* [Job]: Pick out every line in the data below that holds "szosy".

* [Records supplied]:
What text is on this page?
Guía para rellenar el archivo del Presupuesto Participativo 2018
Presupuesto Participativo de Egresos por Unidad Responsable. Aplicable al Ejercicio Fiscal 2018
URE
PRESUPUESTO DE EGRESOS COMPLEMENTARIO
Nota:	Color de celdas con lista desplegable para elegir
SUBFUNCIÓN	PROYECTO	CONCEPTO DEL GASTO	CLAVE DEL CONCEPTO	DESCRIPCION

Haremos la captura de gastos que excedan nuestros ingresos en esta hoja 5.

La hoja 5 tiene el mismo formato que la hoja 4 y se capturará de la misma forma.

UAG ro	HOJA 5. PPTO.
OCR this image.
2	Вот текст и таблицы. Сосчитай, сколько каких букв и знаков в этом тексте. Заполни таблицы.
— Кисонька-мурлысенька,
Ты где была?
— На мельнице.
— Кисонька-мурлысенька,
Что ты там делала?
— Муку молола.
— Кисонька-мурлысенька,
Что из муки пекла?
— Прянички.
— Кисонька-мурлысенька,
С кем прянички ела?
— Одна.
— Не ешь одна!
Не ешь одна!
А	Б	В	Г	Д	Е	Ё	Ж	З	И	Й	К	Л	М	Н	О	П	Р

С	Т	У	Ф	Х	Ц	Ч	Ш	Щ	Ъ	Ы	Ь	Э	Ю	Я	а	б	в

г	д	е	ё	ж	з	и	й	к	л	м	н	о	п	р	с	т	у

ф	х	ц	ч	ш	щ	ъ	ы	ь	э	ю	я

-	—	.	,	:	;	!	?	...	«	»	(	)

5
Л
...
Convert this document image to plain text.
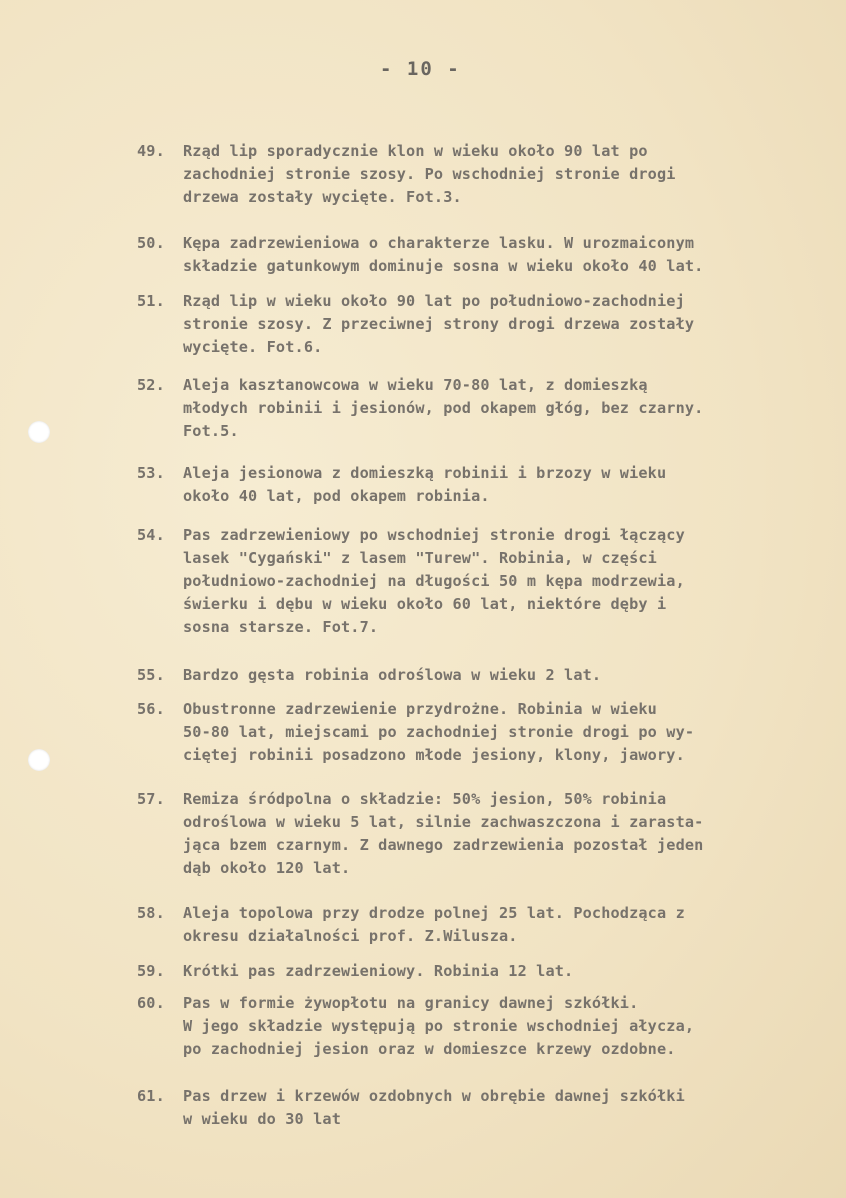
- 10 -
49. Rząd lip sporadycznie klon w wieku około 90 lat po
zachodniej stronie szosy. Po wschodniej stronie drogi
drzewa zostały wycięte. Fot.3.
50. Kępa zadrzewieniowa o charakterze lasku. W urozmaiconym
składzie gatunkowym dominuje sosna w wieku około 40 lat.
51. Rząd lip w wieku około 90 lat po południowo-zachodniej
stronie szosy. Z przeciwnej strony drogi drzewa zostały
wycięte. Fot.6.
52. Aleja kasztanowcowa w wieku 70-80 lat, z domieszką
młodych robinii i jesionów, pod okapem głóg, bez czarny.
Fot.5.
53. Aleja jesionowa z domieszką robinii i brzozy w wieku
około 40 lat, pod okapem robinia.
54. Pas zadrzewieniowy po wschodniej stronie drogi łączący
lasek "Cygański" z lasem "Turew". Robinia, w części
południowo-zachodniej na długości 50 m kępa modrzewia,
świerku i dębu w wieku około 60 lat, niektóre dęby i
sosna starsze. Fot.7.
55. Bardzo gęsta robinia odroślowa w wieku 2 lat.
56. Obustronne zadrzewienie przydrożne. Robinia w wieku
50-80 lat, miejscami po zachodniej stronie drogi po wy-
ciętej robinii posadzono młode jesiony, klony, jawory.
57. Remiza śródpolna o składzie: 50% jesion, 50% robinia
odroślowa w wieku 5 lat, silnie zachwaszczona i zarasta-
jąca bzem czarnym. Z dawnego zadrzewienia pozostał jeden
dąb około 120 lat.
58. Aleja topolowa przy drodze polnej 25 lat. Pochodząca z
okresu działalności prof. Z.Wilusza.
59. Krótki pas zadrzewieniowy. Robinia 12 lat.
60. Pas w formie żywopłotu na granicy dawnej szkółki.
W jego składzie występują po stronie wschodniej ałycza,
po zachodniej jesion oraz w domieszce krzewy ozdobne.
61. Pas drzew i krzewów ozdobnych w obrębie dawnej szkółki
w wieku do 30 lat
==
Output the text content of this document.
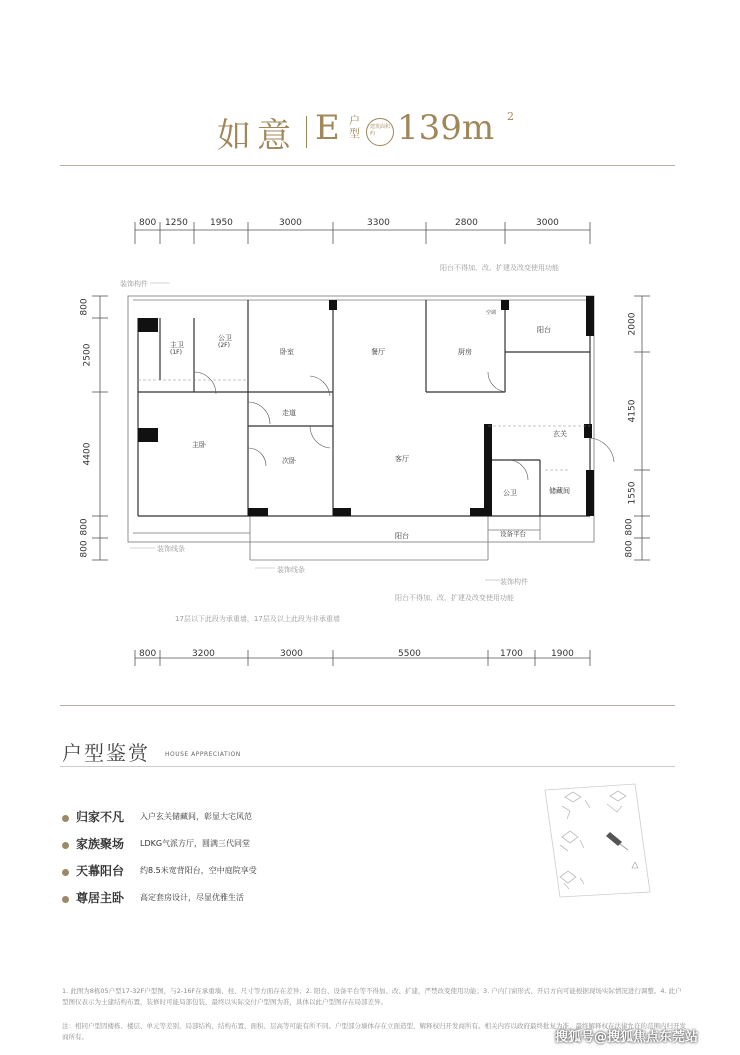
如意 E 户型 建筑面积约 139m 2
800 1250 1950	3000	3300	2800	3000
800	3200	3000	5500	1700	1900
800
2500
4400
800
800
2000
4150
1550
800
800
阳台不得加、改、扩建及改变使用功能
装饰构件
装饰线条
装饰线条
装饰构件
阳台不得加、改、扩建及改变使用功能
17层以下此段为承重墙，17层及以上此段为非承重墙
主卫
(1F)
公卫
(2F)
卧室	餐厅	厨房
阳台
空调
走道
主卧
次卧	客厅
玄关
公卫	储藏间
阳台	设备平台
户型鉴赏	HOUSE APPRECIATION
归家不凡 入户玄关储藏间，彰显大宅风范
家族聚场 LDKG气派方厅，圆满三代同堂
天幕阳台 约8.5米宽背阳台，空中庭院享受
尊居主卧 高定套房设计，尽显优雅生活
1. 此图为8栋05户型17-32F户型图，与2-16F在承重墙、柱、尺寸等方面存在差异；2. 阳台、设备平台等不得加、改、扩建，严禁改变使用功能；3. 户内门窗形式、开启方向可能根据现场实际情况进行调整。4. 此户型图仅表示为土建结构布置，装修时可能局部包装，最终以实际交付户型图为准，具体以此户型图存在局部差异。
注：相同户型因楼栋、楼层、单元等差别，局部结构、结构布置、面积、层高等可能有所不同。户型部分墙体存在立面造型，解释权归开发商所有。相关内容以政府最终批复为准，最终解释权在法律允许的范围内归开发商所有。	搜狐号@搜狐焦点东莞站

* [Exercise answer]:
zachodniej stronie szosy. Po wschodniej stronie drogi
stronie szosy. Z przeciwnej strony drogi drzewa zostały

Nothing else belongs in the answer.